> Entries:
## BEGIN

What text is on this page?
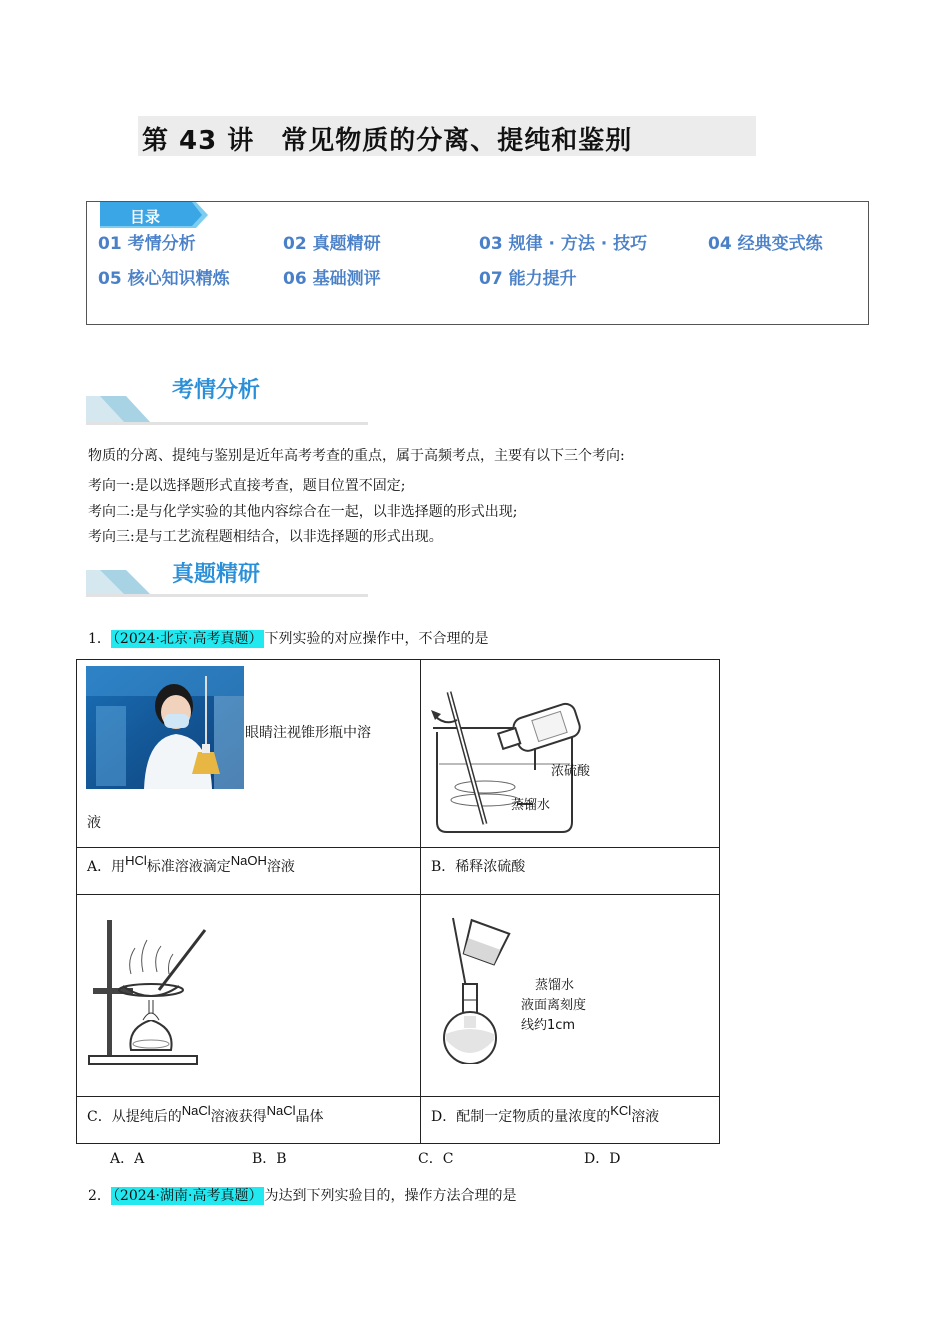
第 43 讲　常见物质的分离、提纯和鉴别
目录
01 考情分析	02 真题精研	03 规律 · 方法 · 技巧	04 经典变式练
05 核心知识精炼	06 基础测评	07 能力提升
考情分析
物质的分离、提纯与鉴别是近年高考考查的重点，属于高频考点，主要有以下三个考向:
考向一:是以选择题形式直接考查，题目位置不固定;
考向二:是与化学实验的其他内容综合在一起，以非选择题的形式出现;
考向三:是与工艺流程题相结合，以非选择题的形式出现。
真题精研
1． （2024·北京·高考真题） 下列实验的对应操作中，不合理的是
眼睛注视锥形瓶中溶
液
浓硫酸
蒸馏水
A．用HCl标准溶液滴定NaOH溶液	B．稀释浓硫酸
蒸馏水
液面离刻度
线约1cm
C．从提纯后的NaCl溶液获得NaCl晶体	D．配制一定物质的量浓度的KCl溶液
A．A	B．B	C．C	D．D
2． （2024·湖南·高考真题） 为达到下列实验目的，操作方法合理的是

## END

> Work to be completed: Reproduce all of the material above word for word. Omit the pictures.

> Worked solution:
What text is on this page?
第 43 讲　常见物质的分离、提纯和鉴别
目录
01 考情分析	02 真题精研	03 规律 · 方法 · 技巧	04 经典变式练
05 核心知识精炼	06 基础测评	07 能力提升
考情分析
物质的分离、提纯与鉴别是近年高考考查的重点，属于高频考点，主要有以下三个考向:
考向一:是以选择题形式直接考查，题目位置不固定;
考向二:是与化学实验的其他内容综合在一起，以非选择题的形式出现;
考向三:是与工艺流程题相结合，以非选择题的形式出现。
真题精研
1． （2024·北京·高考真题） 下列实验的对应操作中，不合理的是
眼睛注视锥形瓶中溶
液
浓硫酸
蒸馏水
A．用HCl标准溶液滴定NaOH溶液	B．稀释浓硫酸
蒸馏水
液面离刻度
线约1cm
C．从提纯后的NaCl溶液获得NaCl晶体	D．配制一定物质的量浓度的KCl溶液
A．A	B．B	C．C	D．D
2． （2024·湖南·高考真题） 为达到下列实验目的，操作方法合理的是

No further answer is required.